━━ PASSAGE DU TEXTE

Le leader néodémocrate Jagmeet Singh affiche fièrement son appartenance à la religion sikhe. Mais cela va-t-il plus loin ? Avant de se lancer en politique fédérale, il a participé à des événements organisés par des partisans d’un État sikh indépendant, le Khalistan. Ces révélations du Globe and Mail ont provoqué une pluie de questions sur le jugement du jeune chef.


En octobre 2017, peu après son élection, Jagmeet Singh fait face à Terry Milewski sur le plateau de Power and Politics, de la CBC. Le journaliste chevronné, qui a couvert la tragédie d’Air India en 1985, lui demande s’il approuve que des temples sikhs affichent des photos de Talwinder Parmar, le cerveau présumé de l’attentat qui a fait 329 victimes.


M. Singh esquive la question et dit ignorer qui est responsable de ce drame. Deux commissions d’enquête ont pourtant identifié M. Parmar comme l’homme derrière le pire acte terroriste de l’histoire canadienne. L’échange provoque des remous, certains accusent M. Milewski de racisme et s’adressent à l’ombudsman de CBC, qui donnera raison au journaliste étant donné les prises de position passées de M. Singh.


L’affaire s’est vite essoufflée, mais au cours des derniers jours, le Globe and Mail a fait état d’événements indépendantistes auxquels M. Singh a participé alors qu’il était député ontarien. En 2015, à San Francisco, il s’est adressé à un rassemblement de partisans du Khalistan et a marché avec eux. En 2016, à Londres, il a participé à un séminaire avec deux partisans de l’indépendance sikhe, dont un jeune militant qui disait que le recours à la violence politique pouvait être justifié dans certaines circonstances.

━━━━
━━ EXTRAITS DE DONNÉES

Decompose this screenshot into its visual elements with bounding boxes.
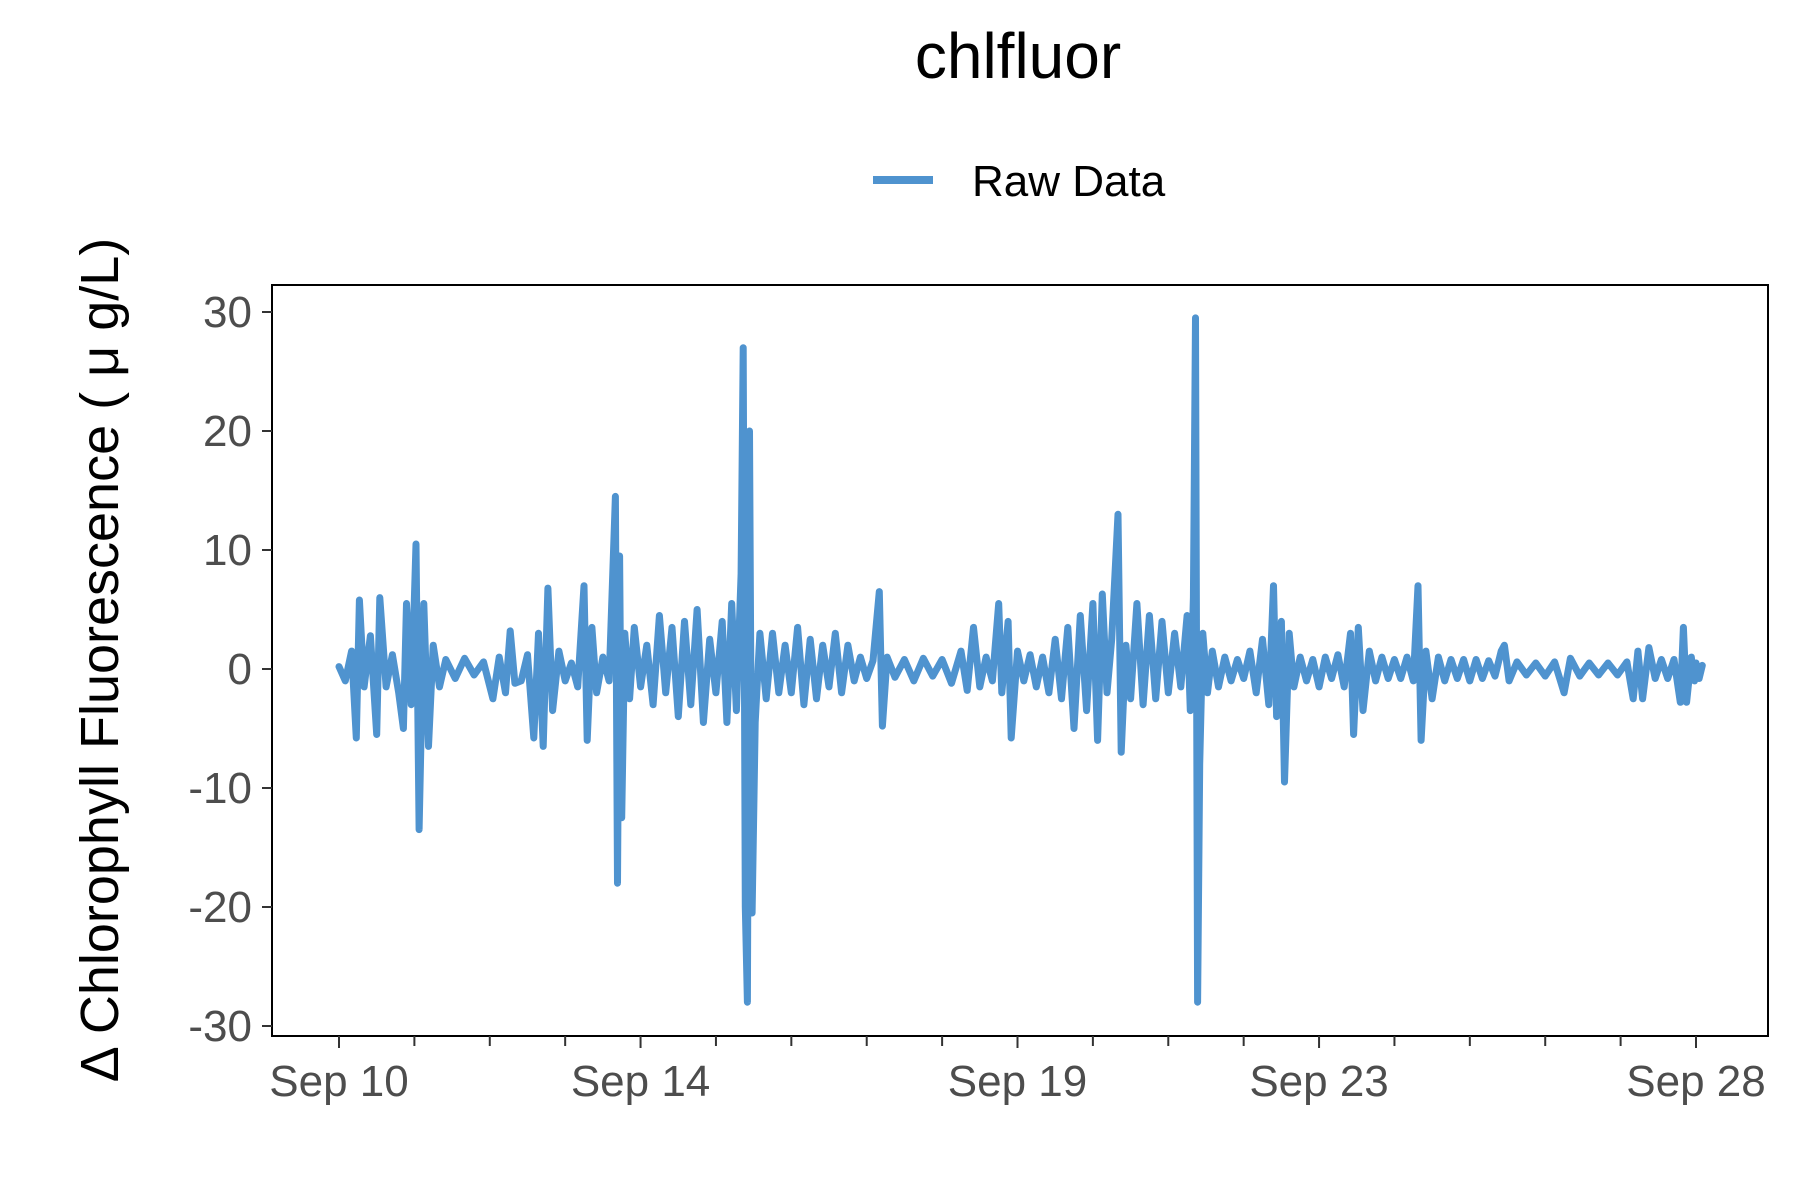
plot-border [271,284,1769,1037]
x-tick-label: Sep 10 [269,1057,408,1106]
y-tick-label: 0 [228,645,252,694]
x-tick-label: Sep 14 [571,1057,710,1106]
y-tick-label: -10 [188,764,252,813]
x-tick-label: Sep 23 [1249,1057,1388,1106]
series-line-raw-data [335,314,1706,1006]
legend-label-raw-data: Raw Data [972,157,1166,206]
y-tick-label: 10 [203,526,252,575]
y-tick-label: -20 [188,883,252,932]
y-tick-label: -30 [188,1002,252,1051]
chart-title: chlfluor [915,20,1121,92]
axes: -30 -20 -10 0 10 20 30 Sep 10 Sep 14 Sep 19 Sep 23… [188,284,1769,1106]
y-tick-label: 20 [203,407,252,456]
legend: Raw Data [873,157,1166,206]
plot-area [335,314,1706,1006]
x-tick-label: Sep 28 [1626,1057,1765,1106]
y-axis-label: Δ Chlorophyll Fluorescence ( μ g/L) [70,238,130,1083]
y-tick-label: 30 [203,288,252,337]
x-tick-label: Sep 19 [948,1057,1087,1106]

━━━━

### OBJECTIFS
1. Pouvez-vous extraire tel quel, de l'article sur Jagmeet Singh, le passage qui s'ouvre sur les mots « En octobre 2017, peu » et se clôt sur « fait 329 victimes. » ?
2. Pourriez-vous poursuivre l'article sur Jagmeet Singh et le Khalistan à partir de sa dernière phrase ?

### RÉSULTATS
1.
En octobre 2017, peu après son élection, Jagmeet Singh fait face à Terry Milewski sur le plateau de Power and Politics, de la CBC. Le journaliste chevronné, qui a couvert la tragédie d’Air India en 1985, lui demande s’il approuve que des temples sikhs affichent des photos de Talwinder Parmar, le cerveau présumé de l’attentat qui a fait 329 victimes.

2.
À ces deux occasions, M. Singh n’a pas appuyé la violence, ni exprimé son soutien à l’indépendance du Khalistan. Le fait qu’il ait accepté d’y participer l’a cependant mis sur la défensive. Il a répondu par écrit au Globe, puis a publié une lettre et, voyant que cela ne suffisait pas, a donné une enfilade d’entrevues. Il a répété sur toutes les tribunes qu’il rejette toute forme de violence et condamne le terrorisme en toutes circonstances. En entrevue, il a déclaré qu’il reconnaissait M. Parmar comme le responsable de l’attentat d’Air India et qu’il était inacceptable qu’on l’honore dans les temples.


Il a refusé de se prononcer sur la création d’un État sikh indépendant, un projet populaire au sein d’une frange de la diaspora sikhe mais dont le soutien s’est pratiquement évanoui au Pendjab. M. Singh juge que la décision revient aux sikhs indiens, dont il respecte le droit à l’autodétermination, une position qu’il défend aussi dans le cas du Québec. (Ce qui fait tiquer au Canada anglais.) Il maintient qu’il continuera de participer aux événements indépendantistes où on l’invitera afin, dit-il, d’inciter ceux qui ont la rage au coeur à canaliser leur énergie vers des actions positives.




 


Il est normal que le chef du NPD défende les préoccupations de sa communauté puisqu’il la comprend intimement. Presque tous les députés issus d’une communauté immigrante, religieuse, culturelle ou autre, en font autant. La diversité de représentation est nécessaire, mais ce qu’on attend de tous ces élus est qu’ils relaient les revendications locales de leurs commettants, pas les combats politiques de leur terre natale.


Le danger pour les politiciens, y compris M. Singh, est de se laisser aspirer par cette politique de la diaspora (diaspora politics, ou politique transnationale). C’est malheureusement la tentation à laquelle cèdent trop d’entre eux pour glaner quelques votes, au point d’influer sur leurs choix politiques, en particulier en matière de politique étrangère.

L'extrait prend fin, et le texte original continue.